■ Goal
Your answer should be a single number: the count of lines in the material below that hold "nuway".

▶

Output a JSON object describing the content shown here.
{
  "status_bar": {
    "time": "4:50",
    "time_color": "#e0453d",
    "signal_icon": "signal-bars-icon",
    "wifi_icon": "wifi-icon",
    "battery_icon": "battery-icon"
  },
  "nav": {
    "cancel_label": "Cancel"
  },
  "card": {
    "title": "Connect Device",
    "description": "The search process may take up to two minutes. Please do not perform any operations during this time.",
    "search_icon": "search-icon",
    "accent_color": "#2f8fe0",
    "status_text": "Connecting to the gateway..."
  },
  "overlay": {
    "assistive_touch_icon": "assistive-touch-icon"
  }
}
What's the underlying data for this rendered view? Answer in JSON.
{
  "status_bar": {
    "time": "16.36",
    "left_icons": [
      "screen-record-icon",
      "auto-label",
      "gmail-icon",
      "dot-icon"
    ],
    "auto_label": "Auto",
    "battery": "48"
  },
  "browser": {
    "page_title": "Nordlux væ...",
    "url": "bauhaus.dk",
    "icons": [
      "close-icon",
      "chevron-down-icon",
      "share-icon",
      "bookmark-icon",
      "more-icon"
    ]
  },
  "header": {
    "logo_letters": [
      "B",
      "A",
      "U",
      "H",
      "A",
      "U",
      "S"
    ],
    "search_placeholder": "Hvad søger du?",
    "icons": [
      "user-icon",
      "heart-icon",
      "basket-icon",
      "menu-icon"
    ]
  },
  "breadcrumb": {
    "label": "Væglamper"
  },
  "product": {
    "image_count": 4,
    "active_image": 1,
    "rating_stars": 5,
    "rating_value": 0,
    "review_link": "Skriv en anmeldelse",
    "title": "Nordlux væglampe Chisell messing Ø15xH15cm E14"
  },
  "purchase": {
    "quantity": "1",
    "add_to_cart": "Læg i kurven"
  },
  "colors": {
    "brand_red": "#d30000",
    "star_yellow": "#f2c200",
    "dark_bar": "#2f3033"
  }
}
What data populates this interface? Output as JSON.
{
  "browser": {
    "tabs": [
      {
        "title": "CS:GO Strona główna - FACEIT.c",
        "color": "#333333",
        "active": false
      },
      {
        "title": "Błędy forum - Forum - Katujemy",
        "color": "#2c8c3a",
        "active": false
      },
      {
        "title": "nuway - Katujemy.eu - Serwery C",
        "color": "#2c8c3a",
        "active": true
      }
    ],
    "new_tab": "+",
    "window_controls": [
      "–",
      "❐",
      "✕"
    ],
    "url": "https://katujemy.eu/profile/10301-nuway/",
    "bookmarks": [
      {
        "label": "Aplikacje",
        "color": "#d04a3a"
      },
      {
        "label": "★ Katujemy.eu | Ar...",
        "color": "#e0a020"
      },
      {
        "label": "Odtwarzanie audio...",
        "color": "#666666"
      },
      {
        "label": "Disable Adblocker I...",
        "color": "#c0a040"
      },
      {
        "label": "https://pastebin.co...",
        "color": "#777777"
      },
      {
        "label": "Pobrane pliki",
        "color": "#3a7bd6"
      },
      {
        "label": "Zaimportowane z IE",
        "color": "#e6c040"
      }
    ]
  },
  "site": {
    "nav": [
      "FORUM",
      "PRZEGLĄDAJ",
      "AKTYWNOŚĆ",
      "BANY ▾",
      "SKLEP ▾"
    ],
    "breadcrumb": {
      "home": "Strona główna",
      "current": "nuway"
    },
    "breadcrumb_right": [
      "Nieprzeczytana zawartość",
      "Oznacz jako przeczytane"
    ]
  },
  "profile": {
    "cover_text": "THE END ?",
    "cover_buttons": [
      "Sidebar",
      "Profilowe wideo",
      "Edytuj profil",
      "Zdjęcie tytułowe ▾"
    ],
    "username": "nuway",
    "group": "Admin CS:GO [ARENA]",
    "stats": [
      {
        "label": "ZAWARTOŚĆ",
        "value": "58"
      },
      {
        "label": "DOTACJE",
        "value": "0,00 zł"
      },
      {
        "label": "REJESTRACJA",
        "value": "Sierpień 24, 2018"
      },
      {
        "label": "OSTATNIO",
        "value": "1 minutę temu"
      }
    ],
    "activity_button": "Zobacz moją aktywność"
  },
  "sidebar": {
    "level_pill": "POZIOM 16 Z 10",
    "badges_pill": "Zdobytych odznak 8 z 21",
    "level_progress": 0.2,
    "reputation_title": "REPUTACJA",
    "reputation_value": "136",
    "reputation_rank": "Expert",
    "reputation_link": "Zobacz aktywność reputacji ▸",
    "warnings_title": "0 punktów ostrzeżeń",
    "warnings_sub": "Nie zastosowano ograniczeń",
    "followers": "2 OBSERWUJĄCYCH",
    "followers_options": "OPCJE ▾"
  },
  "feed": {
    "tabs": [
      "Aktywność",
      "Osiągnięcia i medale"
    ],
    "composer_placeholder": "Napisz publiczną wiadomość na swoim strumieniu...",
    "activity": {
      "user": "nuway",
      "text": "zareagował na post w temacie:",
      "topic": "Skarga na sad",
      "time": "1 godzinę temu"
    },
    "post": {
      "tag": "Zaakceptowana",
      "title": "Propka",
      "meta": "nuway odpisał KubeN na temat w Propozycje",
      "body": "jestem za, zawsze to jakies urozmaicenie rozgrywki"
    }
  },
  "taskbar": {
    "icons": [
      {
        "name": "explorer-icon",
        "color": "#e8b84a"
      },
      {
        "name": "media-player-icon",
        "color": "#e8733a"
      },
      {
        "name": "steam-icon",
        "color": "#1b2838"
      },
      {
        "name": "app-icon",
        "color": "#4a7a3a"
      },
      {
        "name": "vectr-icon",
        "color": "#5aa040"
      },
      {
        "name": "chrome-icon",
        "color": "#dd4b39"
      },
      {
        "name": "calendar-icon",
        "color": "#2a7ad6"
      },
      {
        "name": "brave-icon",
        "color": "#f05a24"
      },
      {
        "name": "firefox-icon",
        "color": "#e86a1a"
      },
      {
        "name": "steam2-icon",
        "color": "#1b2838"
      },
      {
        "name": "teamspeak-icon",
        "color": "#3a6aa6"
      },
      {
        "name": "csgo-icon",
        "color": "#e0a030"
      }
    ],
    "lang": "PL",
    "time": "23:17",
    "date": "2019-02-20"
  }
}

◀

■ Response to the task
6